* **Do this**: Check every line of the material below for the string "Update", and return the ones that have it.

* **Working data**:
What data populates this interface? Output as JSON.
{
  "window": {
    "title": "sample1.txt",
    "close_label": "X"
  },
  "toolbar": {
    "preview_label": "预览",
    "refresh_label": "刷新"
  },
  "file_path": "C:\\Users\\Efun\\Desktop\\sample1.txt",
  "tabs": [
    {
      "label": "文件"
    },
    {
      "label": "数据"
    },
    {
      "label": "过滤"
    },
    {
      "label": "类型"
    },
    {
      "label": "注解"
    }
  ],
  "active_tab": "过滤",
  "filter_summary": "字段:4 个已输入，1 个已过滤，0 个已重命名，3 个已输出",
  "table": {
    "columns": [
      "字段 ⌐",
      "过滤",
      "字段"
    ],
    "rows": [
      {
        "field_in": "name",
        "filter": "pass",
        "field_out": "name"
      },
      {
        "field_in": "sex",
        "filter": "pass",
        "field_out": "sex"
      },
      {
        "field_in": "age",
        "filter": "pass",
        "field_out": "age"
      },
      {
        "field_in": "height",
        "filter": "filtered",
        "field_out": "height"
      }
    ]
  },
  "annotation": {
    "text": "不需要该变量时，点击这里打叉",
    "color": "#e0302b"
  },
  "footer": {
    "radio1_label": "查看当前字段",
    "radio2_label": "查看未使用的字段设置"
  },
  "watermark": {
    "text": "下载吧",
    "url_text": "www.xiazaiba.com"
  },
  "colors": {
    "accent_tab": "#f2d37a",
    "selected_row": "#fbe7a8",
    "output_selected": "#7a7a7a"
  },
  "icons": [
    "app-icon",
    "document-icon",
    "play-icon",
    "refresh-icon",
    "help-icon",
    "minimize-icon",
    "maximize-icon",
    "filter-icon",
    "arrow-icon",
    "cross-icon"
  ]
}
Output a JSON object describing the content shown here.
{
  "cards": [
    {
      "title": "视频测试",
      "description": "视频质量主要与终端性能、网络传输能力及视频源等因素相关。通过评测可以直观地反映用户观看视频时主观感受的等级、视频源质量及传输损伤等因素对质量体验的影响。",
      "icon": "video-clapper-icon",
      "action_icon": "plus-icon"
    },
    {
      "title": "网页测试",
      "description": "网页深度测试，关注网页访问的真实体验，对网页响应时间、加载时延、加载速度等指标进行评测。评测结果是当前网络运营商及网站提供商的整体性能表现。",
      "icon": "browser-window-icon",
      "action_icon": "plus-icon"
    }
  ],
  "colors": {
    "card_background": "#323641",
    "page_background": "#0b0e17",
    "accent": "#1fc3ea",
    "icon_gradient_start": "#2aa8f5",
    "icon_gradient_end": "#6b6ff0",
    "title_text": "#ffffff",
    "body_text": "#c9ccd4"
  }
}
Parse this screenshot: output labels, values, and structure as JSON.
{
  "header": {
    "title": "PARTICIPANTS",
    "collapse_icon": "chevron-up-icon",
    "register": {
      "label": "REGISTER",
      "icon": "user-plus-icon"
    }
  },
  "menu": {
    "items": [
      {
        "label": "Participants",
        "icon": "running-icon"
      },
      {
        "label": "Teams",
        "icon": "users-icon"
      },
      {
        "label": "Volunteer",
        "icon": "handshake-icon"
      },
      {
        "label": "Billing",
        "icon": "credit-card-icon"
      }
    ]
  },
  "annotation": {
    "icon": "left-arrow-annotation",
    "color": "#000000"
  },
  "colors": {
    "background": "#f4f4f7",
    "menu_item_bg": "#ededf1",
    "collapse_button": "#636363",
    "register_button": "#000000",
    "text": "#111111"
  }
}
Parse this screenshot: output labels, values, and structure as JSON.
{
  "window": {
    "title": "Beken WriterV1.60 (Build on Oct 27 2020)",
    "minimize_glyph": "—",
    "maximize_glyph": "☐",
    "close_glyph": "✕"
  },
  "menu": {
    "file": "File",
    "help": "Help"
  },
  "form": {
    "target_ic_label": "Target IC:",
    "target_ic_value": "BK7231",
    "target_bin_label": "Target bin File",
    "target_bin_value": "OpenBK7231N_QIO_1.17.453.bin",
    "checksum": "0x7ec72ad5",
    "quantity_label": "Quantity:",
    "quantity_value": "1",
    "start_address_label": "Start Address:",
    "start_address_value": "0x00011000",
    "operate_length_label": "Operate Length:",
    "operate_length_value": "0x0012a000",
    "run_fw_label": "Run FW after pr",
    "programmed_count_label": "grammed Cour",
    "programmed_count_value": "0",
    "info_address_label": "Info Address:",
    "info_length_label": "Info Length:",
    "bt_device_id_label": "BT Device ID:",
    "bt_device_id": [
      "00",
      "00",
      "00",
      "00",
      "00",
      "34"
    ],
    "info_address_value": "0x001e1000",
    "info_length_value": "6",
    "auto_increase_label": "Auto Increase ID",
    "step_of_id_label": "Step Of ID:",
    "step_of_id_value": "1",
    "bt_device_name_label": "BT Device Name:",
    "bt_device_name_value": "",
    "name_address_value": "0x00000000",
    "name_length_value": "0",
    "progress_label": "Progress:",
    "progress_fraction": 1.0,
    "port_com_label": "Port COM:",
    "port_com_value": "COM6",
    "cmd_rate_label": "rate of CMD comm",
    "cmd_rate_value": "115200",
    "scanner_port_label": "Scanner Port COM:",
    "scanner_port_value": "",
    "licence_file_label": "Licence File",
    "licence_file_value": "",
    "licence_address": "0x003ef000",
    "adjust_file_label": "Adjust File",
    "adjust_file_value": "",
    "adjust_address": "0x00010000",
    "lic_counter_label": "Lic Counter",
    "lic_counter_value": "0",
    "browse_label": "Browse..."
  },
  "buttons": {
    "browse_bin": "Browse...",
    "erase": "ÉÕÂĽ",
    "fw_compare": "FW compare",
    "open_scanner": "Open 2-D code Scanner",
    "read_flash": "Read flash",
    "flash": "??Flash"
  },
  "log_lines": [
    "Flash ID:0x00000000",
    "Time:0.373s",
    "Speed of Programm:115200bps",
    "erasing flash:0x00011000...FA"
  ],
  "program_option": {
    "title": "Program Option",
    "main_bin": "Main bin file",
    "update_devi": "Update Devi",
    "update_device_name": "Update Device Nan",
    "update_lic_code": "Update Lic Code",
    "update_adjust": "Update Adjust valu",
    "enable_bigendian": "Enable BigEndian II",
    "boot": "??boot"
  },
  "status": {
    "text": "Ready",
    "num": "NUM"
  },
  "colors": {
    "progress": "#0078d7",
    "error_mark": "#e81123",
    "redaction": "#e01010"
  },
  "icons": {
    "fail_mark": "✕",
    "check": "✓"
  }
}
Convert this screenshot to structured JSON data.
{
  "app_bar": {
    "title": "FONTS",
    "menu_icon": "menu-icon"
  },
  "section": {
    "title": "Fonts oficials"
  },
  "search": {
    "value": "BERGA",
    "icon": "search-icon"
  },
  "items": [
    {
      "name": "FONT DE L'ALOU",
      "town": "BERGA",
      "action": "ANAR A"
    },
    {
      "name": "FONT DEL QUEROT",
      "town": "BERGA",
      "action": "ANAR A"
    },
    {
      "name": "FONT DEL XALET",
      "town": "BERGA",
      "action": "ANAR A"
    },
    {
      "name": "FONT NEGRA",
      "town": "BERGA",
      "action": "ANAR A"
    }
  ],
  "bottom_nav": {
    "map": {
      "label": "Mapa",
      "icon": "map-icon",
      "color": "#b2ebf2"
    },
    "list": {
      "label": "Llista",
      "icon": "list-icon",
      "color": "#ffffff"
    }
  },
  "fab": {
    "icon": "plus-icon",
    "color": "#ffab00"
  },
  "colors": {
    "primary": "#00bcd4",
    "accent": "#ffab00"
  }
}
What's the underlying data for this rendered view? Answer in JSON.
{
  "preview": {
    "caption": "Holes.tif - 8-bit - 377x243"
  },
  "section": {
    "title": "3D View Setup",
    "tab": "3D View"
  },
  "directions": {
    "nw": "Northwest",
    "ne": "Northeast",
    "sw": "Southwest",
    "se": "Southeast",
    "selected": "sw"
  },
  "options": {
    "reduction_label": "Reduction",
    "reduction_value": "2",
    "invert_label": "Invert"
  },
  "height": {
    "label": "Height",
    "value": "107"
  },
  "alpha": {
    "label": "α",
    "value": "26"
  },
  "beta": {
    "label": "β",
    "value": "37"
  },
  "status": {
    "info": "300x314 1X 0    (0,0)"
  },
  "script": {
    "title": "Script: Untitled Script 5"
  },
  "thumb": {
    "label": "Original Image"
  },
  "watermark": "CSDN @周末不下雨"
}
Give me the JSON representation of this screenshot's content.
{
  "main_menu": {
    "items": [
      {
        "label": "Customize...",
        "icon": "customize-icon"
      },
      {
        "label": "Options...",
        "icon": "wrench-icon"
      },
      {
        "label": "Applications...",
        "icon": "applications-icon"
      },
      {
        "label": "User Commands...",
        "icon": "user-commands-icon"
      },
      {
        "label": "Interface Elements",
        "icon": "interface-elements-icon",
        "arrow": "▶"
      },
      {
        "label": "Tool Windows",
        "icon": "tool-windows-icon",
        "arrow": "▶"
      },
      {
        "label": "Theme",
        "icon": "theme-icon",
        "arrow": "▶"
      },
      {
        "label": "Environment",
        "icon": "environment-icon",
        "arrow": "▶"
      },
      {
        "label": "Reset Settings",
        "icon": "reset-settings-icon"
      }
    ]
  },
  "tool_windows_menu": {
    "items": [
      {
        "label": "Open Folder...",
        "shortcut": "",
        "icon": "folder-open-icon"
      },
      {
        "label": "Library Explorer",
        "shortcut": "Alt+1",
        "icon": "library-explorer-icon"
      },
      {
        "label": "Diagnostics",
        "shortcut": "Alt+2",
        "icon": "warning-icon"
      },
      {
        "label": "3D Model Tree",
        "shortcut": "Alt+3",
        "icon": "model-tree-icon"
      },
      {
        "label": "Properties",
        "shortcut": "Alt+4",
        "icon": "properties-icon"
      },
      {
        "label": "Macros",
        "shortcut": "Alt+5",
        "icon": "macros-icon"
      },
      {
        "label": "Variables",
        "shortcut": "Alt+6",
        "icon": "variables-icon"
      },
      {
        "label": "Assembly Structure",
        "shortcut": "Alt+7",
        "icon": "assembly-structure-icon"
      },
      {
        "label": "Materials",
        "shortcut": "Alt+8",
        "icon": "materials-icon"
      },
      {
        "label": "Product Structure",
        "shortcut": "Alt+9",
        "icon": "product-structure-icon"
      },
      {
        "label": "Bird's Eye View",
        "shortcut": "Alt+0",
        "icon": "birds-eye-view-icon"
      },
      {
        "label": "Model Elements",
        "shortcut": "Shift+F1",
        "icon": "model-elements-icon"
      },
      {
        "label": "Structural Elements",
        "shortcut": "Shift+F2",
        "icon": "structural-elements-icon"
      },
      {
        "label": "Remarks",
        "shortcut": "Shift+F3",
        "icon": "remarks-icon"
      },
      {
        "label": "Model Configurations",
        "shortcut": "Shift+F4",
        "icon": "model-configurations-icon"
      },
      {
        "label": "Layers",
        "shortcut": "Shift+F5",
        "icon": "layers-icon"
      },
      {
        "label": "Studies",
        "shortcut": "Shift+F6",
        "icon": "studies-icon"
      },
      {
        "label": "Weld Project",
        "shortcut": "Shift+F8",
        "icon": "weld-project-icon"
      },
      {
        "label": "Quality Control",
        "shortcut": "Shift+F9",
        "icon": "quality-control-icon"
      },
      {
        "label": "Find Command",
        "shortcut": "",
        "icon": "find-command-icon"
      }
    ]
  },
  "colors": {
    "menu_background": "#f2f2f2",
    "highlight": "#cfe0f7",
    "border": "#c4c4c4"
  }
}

* **Solution for this task**:
    "update_devi": "Update Devi",
    "update_device_name": "Update Device Nan",
    "update_lic_code": "Update Lic Code",
    "update_adjust": "Update Adjust valu",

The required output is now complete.